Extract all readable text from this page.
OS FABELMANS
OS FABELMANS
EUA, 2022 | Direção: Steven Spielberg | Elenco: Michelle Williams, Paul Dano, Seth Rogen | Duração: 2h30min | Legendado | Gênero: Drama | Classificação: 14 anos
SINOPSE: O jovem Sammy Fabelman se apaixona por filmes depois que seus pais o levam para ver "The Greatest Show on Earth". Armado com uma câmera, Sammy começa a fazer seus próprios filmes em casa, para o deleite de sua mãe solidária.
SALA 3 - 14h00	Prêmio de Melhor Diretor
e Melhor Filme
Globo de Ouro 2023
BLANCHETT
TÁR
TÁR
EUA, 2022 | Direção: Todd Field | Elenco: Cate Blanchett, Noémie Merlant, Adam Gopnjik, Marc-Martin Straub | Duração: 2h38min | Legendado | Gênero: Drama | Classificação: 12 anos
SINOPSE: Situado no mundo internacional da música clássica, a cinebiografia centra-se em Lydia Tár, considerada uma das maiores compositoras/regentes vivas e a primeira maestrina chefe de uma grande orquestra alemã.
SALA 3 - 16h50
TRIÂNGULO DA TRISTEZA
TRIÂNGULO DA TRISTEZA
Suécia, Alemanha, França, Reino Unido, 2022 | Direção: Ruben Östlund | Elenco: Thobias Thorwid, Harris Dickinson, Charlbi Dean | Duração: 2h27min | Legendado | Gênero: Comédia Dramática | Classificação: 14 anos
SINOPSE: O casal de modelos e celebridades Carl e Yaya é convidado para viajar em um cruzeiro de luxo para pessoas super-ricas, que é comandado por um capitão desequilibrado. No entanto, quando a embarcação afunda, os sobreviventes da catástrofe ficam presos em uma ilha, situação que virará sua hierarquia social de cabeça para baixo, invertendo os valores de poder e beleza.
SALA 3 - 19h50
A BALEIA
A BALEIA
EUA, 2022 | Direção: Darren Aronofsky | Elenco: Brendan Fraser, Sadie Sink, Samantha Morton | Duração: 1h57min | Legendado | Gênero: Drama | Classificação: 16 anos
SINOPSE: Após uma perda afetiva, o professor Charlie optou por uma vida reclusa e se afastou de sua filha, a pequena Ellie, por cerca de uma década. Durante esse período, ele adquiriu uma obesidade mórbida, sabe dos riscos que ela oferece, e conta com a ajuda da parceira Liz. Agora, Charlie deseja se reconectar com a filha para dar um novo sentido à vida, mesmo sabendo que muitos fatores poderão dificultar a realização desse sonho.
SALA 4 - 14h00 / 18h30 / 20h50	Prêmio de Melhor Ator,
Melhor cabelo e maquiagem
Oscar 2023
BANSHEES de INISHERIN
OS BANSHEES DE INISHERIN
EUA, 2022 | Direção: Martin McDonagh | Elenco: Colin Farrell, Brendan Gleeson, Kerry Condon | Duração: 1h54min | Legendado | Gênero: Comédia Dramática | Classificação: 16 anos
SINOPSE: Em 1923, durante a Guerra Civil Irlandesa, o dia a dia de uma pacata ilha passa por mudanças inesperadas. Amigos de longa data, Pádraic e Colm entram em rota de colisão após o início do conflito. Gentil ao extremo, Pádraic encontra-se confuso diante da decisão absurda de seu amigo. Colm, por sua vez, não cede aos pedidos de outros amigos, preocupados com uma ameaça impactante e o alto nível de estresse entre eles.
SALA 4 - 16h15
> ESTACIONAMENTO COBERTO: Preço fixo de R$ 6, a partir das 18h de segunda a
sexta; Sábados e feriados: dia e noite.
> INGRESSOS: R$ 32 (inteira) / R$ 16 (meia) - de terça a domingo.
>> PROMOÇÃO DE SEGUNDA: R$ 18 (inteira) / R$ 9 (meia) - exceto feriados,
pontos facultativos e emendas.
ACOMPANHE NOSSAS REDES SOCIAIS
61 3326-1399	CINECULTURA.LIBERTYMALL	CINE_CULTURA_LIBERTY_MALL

• • • • •

Aim of the task | Take the entries and copy them out exactly.

Output of the exercise |
Extract all readable text from this page.
OS FABELMANS
OS FABELMANS
EUA, 2022 | Direção: Steven Spielberg | Elenco: Michelle Williams, Paul Dano, Seth Rogen | Duração: 2h30min | Legendado | Gênero: Drama | Classificação: 14 anos
SINOPSE: O jovem Sammy Fabelman se apaixona por filmes depois que seus pais o levam para ver "The Greatest Show on Earth". Armado com uma câmera, Sammy começa a fazer seus próprios filmes em casa, para o deleite de sua mãe solidária.
SALA 3 - 14h00	Prêmio de Melhor Diretor
e Melhor Filme
Globo de Ouro 2023
BLANCHETT
TÁR
TÁR
EUA, 2022 | Direção: Todd Field | Elenco: Cate Blanchett, Noémie Merlant, Adam Gopnjik, Marc-Martin Straub | Duração: 2h38min | Legendado | Gênero: Drama | Classificação: 12 anos
SINOPSE: Situado no mundo internacional da música clássica, a cinebiografia centra-se em Lydia Tár, considerada uma das maiores compositoras/regentes vivas e a primeira maestrina chefe de uma grande orquestra alemã.
SALA 3 - 16h50
TRIÂNGULO DA TRISTEZA
TRIÂNGULO DA TRISTEZA
Suécia, Alemanha, França, Reino Unido, 2022 | Direção: Ruben Östlund | Elenco: Thobias Thorwid, Harris Dickinson, Charlbi Dean | Duração: 2h27min | Legendado | Gênero: Comédia Dramática | Classificação: 14 anos
SINOPSE: O casal de modelos e celebridades Carl e Yaya é convidado para viajar em um cruzeiro de luxo para pessoas super-ricas, que é comandado por um capitão desequilibrado. No entanto, quando a embarcação afunda, os sobreviventes da catástrofe ficam presos em uma ilha, situação que virará sua hierarquia social de cabeça para baixo, invertendo os valores de poder e beleza.
SALA 3 - 19h50
A BALEIA
A BALEIA
EUA, 2022 | Direção: Darren Aronofsky | Elenco: Brendan Fraser, Sadie Sink, Samantha Morton | Duração: 1h57min | Legendado | Gênero: Drama | Classificação: 16 anos
SINOPSE: Após uma perda afetiva, o professor Charlie optou por uma vida reclusa e se afastou de sua filha, a pequena Ellie, por cerca de uma década. Durante esse período, ele adquiriu uma obesidade mórbida, sabe dos riscos que ela oferece, e conta com a ajuda da parceira Liz. Agora, Charlie deseja se reconectar com a filha para dar um novo sentido à vida, mesmo sabendo que muitos fatores poderão dificultar a realização desse sonho.
SALA 4 - 14h00 / 18h30 / 20h50	Prêmio de Melhor Ator,
Melhor cabelo e maquiagem
Oscar 2023
BANSHEES de INISHERIN
OS BANSHEES DE INISHERIN
EUA, 2022 | Direção: Martin McDonagh | Elenco: Colin Farrell, Brendan Gleeson, Kerry Condon | Duração: 1h54min | Legendado | Gênero: Comédia Dramática | Classificação: 16 anos
SINOPSE: Em 1923, durante a Guerra Civil Irlandesa, o dia a dia de uma pacata ilha passa por mudanças inesperadas. Amigos de longa data, Pádraic e Colm entram em rota de colisão após o início do conflito. Gentil ao extremo, Pádraic encontra-se confuso diante da decisão absurda de seu amigo. Colm, por sua vez, não cede aos pedidos de outros amigos, preocupados com uma ameaça impactante e o alto nível de estresse entre eles.
SALA 4 - 16h15
> ESTACIONAMENTO COBERTO: Preço fixo de R$ 6, a partir das 18h de segunda a
sexta; Sábados e feriados: dia e noite.
> INGRESSOS: R$ 32 (inteira) / R$ 16 (meia) - de terça a domingo.
>> PROMOÇÃO DE SEGUNDA: R$ 18 (inteira) / R$ 9 (meia) - exceto feriados,
pontos facultativos e emendas.
ACOMPANHE NOSSAS REDES SOCIAIS
61 3326-1399	CINECULTURA.LIBERTYMALL	CINE_CULTURA_LIBERTY_MALL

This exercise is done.